» What this task involves: Please list all lines of the material below in which the string "Cube" occurs.

» Source material:
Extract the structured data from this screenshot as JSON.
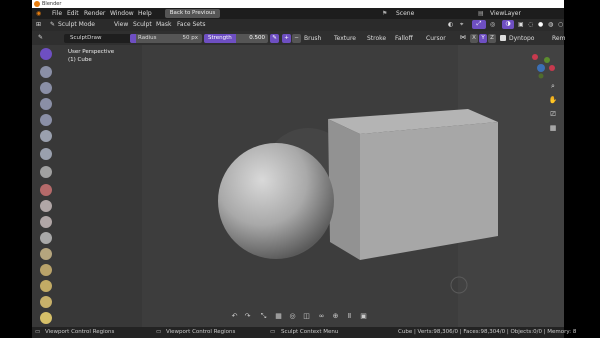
{
  "window_title": "Blender",
  "menu": {
    "items": [
      "File",
      "Edit",
      "Render",
      "Window",
      "Help"
    ],
    "back_button": "Back to Previous",
    "scene": "Scene",
    "view_layer": "ViewLayer"
  },
  "header": {
    "mode": "Sculpt Mode",
    "items": [
      "View",
      "Sculpt",
      "Mask",
      "Face Sets"
    ]
  },
  "tool_settings": {
    "brush_name": "SculptDraw",
    "radius_label": "Radius",
    "radius_value": "50 px",
    "strength_label": "Strength",
    "strength_value": "0.500",
    "strength_level": 0.5,
    "dropdowns": [
      "Brush",
      "Texture",
      "Stroke",
      "Falloff",
      "Cursor"
    ],
    "axes": [
      "X",
      "Y",
      "Z"
    ],
    "dyntopo": "Dyntopo",
    "remesh": "Rem"
  },
  "viewport": {
    "view_name": "User Perspective",
    "object_name": "(1) Cube"
  },
  "status": {
    "left1": "Viewport Control Regions",
    "left2": "Viewport Control Regions",
    "left3": "Sculpt Context Menu",
    "stats": "Cube | Verts:98,306/0 | Faces:98,304/0 | Objects:0/0 | Memory: 8"
  },
  "colors": {
    "accent": "#6e4fc2",
    "window_bg": "#3d3d3d",
    "header_bg": "#2b2b2b"
  }
}
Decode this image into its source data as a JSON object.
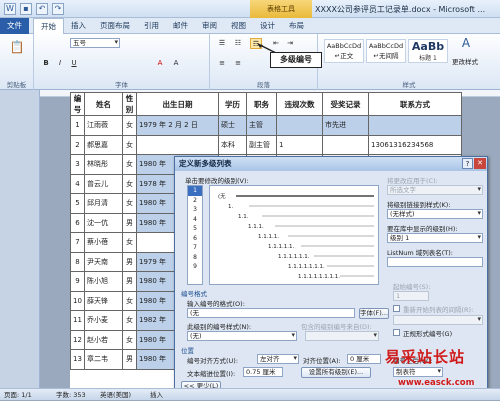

» Task output:
    "object_name": "(1) Cube"
    "stats": "Cube | Verts:98,306/0 | Faces:98,304/0 | Objects:0/0 | Memory: 8"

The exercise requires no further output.